## PROBLEMS
#1 Which notebook does the IceFlow and icepyx tutorial name as the place to find detailed information on the data sets it explores?
#2 Pick up the IceFlow and icepyx tutorial after its last sentence and write the next part.

## EXTRACT TO READ
#####

# *IceFlow & icepyx*: Altimetry Time Series Tutorial
### NASA Earthdata Webinar - April 2021</b>

This tutorial demonstrates how to harmonize several NASA altimetry data sets with varying temporal coverage, formats, and coordinate reference frames using the IceFlow and icepyx Python tools. Please refer to the 0_introduction.ipynb notebook for detailed information on the data sets you will be exploring in this tutorial. 

#### Objectives:
1. Use the IceFlow map widget to select and visualize an area of interest.
2. Access coincident ICESat/Glas, Operation IceBridge, and ICESat-2 data over the same spatial region.
3. Use the community-developed icepyx python library to subset ICESat-2 data.
4. Learn about advanced icepyx capabilities including data value visualization prior to download. 
5. Extract common data variables into a Geopandas dataframe.
7. Plot and visualize the altimetry time series to detect glacial elevation change over time.

<b>Authors:</b><br />
<span style="font-size:larger;">Jessica Scheick</span>, *University of New Hampshire*, Durham, New Hampshire<br />
<span style="font-size:larger;">Nicholas Kotlinski & Amy Steiker</span>, *NASA National Snow and Ice Data Center DAAC*, Boulder, Colorado, USA

---

#### Running this tutorial locally

To run this notebook locally, you must first set up your computing environment. Please see the [repository readme](https://github.com/nsidc/NSIDC-Data-Tutorials#usage-with-binder) for instructions on several ways (using Binder, Docker, or Conda) to do this.

### 1. NASA's Earthdata Credentials

To access data using the *IceFlow* library and *icepyx* package, it is necessary to log into [Earthdata Login](https://urs.earthdata.nasa.gov/). To do this, enter your NASA Earthdata credentials in the next step after executing the following code cell.

#####

Source data
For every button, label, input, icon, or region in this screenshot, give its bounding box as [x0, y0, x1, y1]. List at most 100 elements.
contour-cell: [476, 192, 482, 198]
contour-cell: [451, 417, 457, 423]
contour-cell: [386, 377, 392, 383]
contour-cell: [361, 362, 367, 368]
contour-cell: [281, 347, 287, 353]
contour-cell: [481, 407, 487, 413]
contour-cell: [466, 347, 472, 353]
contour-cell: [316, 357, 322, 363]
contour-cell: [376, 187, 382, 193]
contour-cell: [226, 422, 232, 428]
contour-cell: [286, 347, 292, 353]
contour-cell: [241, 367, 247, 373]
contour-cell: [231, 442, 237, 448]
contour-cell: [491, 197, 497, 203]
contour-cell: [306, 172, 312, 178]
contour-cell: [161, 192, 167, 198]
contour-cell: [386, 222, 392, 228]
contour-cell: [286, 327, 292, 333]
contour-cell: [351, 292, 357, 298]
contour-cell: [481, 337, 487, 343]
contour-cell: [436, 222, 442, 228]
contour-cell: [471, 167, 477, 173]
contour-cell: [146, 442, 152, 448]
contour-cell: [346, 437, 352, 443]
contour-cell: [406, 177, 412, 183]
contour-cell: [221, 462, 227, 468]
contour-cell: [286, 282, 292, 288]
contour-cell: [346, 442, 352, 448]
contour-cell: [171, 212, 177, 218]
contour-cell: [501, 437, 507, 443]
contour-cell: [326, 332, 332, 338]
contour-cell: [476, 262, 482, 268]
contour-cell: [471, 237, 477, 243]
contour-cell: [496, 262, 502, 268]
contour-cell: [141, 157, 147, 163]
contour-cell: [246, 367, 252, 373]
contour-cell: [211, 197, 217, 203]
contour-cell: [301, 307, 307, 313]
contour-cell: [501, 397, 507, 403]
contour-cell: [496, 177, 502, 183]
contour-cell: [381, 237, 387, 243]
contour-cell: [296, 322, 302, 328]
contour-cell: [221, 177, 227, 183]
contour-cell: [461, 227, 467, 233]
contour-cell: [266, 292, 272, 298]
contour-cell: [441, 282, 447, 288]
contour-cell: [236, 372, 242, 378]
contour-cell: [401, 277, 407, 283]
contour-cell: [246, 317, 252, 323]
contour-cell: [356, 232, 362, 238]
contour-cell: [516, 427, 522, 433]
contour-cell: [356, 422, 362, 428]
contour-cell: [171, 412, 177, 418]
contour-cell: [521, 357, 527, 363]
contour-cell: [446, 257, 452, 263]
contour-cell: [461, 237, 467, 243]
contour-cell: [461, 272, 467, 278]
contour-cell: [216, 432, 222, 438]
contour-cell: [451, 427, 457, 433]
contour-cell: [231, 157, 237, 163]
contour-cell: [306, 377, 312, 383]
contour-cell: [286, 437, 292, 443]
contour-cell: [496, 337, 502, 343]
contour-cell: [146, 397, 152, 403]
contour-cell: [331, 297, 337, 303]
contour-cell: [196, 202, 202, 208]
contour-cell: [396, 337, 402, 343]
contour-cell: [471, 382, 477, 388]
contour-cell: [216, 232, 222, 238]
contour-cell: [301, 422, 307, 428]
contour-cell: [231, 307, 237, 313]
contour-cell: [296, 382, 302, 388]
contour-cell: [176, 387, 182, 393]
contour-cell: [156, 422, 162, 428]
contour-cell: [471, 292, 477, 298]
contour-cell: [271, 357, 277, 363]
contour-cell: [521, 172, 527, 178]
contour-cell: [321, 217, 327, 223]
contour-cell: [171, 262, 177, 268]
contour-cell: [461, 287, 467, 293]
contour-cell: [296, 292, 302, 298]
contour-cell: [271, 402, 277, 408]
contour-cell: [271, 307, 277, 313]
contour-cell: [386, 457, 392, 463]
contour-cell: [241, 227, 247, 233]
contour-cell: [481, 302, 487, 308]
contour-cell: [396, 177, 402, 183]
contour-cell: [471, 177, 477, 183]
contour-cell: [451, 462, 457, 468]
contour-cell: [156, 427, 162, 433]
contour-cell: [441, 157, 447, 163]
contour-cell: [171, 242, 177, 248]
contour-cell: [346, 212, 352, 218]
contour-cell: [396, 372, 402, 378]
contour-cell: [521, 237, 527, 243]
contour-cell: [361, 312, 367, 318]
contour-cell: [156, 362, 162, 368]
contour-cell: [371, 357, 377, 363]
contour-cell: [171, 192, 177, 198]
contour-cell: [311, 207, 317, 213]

#####

## EXPECTED RESULTS
#1 The 0_introduction.ipynb notebook.

#2
**Note**: If you don't have NASA Earthdata credentials you will need to register first at the link above. An account is free and available to everyone!

In [None]:
# This cell will prompt you for your Earthdata username and password. Press
from iceflow.ui import IceFlowUI
client = IceFlowUI()
client.display_credentials()

In [None]:
# This cell will verify if your credentials are valid. 
# This may take a little while. If it fails, please try again.

authorized = client.authenticate()
if authorized is None:
    print('Earthdata Login not successful')
else:
    print('Earthdata Login successful!')

**Note:** If the output shows "You are logged into NASA Earthdata!", then you are ready to proceed!

---

### 2. Accessing and harmonizing data across missions
#### 2.1. Accessing Data with the *IceFlow* Access Widget
The *IceFlow* access widget is a user interface tool to visualize flightpaths from IceBridge, draw a region of interest, set spatio-temporal parameters and place data orders to the *IceFlow* API and *icepyx* package without the need to writing code.
The output of the operations performed in the widget can be seen in the log window (right-most icon at the bottom of your browser.)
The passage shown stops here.